**AIM OF THE TASK**
Output the entries word for word. Omit images.

**EXTRACTED ENTRIES**
= = = = =
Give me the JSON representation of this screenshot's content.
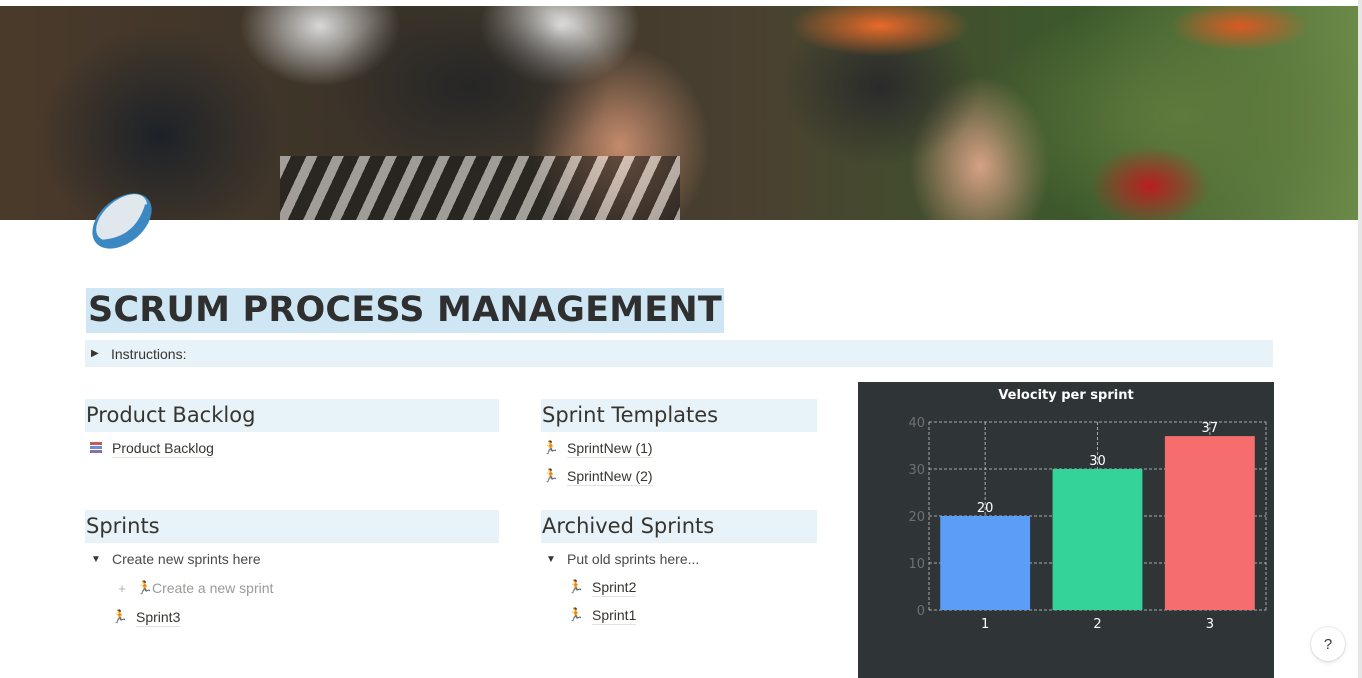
{
  "page": {
    "title": "SCRUM PROCESS MANAGEMENT",
    "icon": "rugby-ball-icon",
    "cover": "rugby-scrum-photo"
  },
  "instructions": {
    "label": "Instructions:",
    "state": "collapsed"
  },
  "product_backlog": {
    "heading": "Product Backlog",
    "items": [
      {
        "icon": "books-icon",
        "label": "Product Backlog"
      }
    ]
  },
  "sprint_templates": {
    "heading": "Sprint Templates",
    "items": [
      {
        "icon": "runner-icon",
        "label": "SprintNew (1)"
      },
      {
        "icon": "runner-icon",
        "label": "SprintNew (2)"
      }
    ]
  },
  "sprints": {
    "heading": "Sprints",
    "toggle_label": "Create new sprints here",
    "create_button": "Create a new sprint",
    "items": [
      {
        "icon": "runner-icon",
        "label": "Sprint3"
      }
    ]
  },
  "archived_sprints": {
    "heading": "Archived Sprints",
    "toggle_label": "Put old sprints here...",
    "items": [
      {
        "icon": "runner-icon",
        "label": "Sprint2"
      },
      {
        "icon": "runner-icon",
        "label": "Sprint1"
      }
    ]
  },
  "help_button": "?",
  "chart_data": {
    "type": "bar",
    "title": "Velocity per sprint",
    "categories": [
      "1",
      "2",
      "3"
    ],
    "values": [
      20,
      30,
      37
    ],
    "colors": [
      "#5b9ef7",
      "#34d399",
      "#f56d6d"
    ],
    "xlabel": "",
    "ylabel": "",
    "ylim": [
      0,
      40
    ],
    "yticks": [
      0,
      10,
      20,
      30,
      40
    ],
    "grid": true,
    "data_labels": true
  }
}
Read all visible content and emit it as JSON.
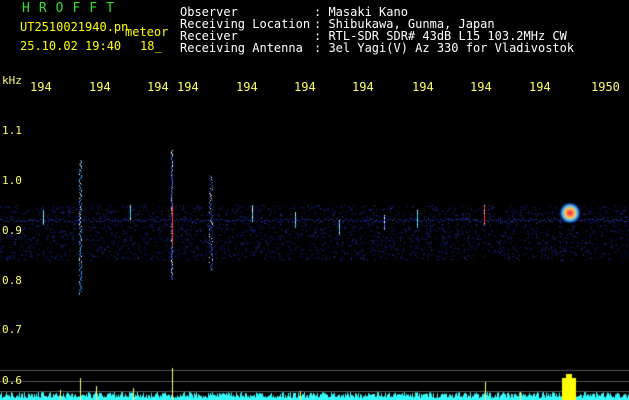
{
  "header": {
    "app_title": "HROFFT",
    "file_name": "UT2510021940.pn",
    "mode": "meteor",
    "datetime": "25.10.02 19:40",
    "minute_suffix": "18_",
    "info": [
      {
        "label": "Observer",
        "value": ": Masaki Kano"
      },
      {
        "label": "Receiving Location",
        "value": ": Shibukawa, Gunma, Japan"
      },
      {
        "label": "Receiver",
        "value": ": RTL-SDR SDR# 43dB L15 103.2MHz CW"
      },
      {
        "label": "Receiving Antenna",
        "value": ": 3el Yagi(V) Az 330 for Vladivostok"
      }
    ]
  },
  "axes": {
    "y_unit": "kHz",
    "x_ticks": [
      "194",
      "194",
      "194",
      "194",
      "194",
      "194",
      "194",
      "194",
      "194",
      "1950"
    ],
    "y_ticks": [
      "1.1",
      "1.0",
      "0.9",
      "0.8",
      "0.7",
      "0.6"
    ]
  },
  "colors": {
    "background": "#000000",
    "header_text": "#ffffff",
    "yellow_text": "#ffff00",
    "title_green": "#33dd33",
    "noise_blue": "#1a2a9a",
    "echo_cyan": "#33ccff",
    "echo_red": "#ff3333",
    "histogram": "#33ffff",
    "histogram_peak": "#ffff00"
  }
}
= = = = =
**OUTPUT**
Give me the JSON representation of this screenshot's content.
{
  "page": {
    "title": "SCRUM PROCESS MANAGEMENT",
    "icon": "rugby-ball-icon",
    "cover": "rugby-scrum-photo"
  },
  "instructions": {
    "label": "Instructions:",
    "state": "collapsed"
  },
  "product_backlog": {
    "heading": "Product Backlog",
    "items": [
      {
        "icon": "books-icon",
        "label": "Product Backlog"
      }
    ]
  },
  "sprint_templates": {
    "heading": "Sprint Templates",
    "items": [
      {
        "icon": "runner-icon",
        "label": "SprintNew (1)"
      },
      {
        "icon": "runner-icon",
        "label": "SprintNew (2)"
      }
    ]
  },
  "sprints": {
    "heading": "Sprints",
    "toggle_label": "Create new sprints here",
    "create_button": "Create a new sprint",
    "items": [
      {
        "icon": "runner-icon",
        "label": "Sprint3"
      }
    ]
  },
  "archived_sprints": {
    "heading": "Archived Sprints",
    "toggle_label": "Put old sprints here...",
    "items": [
      {
        "icon": "runner-icon",
        "label": "Sprint2"
      },
      {
        "icon": "runner-icon",
        "label": "Sprint1"
      }
    ]
  },
  "help_button": "?",
  "chart_data": {
    "type": "bar",
    "title": "Velocity per sprint",
    "categories": [
      "1",
      "2",
      "3"
    ],
    "values": [
      20,
      30,
      37
    ],
    "colors": [
      "#5b9ef7",
      "#34d399",
      "#f56d6d"
    ],
    "xlabel": "",
    "ylabel": "",
    "ylim": [
      0,
      40
    ],
    "yticks": [
      0,
      10,
      20,
      30,
      40
    ],
    "grid": true,
    "data_labels": true
  }
}
Read all visible content and emit it as JSON.
{
  "header": {
    "app_title": "HROFFT",
    "file_name": "UT2510021940.pn",
    "mode": "meteor",
    "datetime": "25.10.02 19:40",
    "minute_suffix": "18_",
    "info": [
      {
        "label": "Observer",
        "value": ": Masaki Kano"
      },
      {
        "label": "Receiving Location",
        "value": ": Shibukawa, Gunma, Japan"
      },
      {
        "label": "Receiver",
        "value": ": RTL-SDR SDR# 43dB L15 103.2MHz CW"
      },
      {
        "label": "Receiving Antenna",
        "value": ": 3el Yagi(V) Az 330 for Vladivostok"
      }
    ]
  },
  "axes": {
    "y_unit": "kHz",
    "x_ticks": [
      "194",
      "194",
      "194",
      "194",
      "194",
      "194",
      "194",
      "194",
      "194",
      "1950"
    ],
    "y_ticks": [
      "1.1",
      "1.0",
      "0.9",
      "0.8",
      "0.7",
      "0.6"
    ]
  },
  "colors": {
    "background": "#000000",
    "header_text": "#ffffff",
    "yellow_text": "#ffff00",
    "title_green": "#33dd33",
    "noise_blue": "#1a2a9a",
    "echo_cyan": "#33ccff",
    "echo_red": "#ff3333",
    "histogram": "#33ffff",
    "histogram_peak": "#ffff00"
  }
}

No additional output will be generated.